▶ [Exercise instructions]: Copy each line below in which the string "this" occurs.

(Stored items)
** Begin **

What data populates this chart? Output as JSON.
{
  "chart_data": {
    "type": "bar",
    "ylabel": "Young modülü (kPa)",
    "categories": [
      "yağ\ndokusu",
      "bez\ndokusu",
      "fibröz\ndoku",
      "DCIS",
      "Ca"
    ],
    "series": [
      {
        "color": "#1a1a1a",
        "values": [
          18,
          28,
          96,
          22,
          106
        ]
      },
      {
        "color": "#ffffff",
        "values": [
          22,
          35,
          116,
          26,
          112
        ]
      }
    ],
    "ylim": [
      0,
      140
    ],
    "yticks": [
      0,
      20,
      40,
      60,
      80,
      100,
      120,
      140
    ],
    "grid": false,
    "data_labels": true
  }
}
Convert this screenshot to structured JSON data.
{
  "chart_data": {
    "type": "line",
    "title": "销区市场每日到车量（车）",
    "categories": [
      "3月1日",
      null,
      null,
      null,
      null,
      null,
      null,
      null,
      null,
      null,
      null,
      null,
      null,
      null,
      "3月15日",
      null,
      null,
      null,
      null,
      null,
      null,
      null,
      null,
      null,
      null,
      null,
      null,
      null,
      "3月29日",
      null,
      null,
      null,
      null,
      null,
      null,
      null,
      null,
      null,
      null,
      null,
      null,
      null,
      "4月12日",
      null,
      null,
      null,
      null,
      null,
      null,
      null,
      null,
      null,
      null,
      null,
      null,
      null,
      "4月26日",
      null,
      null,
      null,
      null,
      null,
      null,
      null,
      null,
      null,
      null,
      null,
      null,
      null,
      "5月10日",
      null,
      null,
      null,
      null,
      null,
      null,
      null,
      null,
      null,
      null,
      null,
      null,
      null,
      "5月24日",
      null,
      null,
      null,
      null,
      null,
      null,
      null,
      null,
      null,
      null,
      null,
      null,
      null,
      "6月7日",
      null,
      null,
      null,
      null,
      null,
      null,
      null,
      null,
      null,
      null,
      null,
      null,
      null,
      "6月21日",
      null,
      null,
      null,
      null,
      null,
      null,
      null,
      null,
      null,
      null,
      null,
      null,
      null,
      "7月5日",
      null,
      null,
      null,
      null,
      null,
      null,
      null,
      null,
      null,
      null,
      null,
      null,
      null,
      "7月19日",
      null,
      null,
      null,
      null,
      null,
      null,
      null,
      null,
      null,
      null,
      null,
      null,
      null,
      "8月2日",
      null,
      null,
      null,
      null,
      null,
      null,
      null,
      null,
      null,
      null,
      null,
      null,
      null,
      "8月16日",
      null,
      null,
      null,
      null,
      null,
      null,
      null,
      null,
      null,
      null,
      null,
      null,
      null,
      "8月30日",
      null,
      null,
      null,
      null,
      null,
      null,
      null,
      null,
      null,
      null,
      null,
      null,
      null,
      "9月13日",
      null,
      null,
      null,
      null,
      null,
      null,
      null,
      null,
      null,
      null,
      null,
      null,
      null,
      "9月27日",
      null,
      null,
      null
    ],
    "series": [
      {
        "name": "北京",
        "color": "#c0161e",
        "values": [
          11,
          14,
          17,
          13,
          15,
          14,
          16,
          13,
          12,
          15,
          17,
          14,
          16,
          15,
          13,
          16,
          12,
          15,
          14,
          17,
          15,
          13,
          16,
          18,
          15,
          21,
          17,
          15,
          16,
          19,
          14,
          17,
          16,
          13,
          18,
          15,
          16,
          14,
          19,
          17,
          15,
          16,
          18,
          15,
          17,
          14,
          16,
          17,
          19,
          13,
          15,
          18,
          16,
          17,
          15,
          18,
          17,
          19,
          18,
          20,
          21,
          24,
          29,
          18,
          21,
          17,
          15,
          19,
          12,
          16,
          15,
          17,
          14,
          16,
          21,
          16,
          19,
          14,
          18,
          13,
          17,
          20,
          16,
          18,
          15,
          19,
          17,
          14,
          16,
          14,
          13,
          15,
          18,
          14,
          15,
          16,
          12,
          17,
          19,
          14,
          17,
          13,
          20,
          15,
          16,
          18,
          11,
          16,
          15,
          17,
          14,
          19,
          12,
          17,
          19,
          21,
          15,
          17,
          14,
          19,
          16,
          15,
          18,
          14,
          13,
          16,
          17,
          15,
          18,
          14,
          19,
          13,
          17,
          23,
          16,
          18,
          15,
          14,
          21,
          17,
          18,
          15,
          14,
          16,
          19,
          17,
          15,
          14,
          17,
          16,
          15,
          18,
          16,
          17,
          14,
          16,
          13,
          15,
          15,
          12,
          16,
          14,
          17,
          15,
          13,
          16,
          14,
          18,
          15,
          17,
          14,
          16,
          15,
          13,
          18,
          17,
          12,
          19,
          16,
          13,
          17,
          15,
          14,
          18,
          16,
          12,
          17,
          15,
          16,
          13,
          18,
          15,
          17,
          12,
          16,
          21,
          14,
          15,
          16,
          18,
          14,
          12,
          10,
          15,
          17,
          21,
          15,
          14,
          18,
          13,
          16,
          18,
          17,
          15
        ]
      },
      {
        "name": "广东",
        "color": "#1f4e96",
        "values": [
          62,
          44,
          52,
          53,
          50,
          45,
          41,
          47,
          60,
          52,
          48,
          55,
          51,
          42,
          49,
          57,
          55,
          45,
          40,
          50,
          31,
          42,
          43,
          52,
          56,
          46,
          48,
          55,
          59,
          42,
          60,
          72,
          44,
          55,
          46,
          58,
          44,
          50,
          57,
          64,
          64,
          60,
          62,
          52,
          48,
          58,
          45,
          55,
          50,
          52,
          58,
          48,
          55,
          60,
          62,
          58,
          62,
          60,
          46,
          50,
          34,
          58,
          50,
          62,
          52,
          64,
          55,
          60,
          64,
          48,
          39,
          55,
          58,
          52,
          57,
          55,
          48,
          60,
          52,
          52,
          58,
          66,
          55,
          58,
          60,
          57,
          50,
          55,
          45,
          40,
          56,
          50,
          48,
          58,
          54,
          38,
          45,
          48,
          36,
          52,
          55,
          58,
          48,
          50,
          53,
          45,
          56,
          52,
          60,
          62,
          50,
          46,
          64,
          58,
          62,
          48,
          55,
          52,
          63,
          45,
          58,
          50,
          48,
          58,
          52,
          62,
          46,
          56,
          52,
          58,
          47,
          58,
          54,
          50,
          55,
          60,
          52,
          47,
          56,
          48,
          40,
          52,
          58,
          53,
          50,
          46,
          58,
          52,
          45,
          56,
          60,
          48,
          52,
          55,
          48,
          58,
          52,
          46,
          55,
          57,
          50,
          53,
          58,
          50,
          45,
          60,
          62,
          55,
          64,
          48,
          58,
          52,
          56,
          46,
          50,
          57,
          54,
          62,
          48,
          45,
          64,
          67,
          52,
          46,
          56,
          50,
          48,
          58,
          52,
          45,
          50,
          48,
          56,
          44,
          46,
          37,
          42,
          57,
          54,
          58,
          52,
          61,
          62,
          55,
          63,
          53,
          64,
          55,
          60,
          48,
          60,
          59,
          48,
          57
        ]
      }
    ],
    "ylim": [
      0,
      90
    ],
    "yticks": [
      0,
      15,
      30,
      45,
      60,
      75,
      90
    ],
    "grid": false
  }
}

** End **

▶ [Full response]:
What data populates this chart? Output as JSON.
Convert this screenshot to structured JSON data.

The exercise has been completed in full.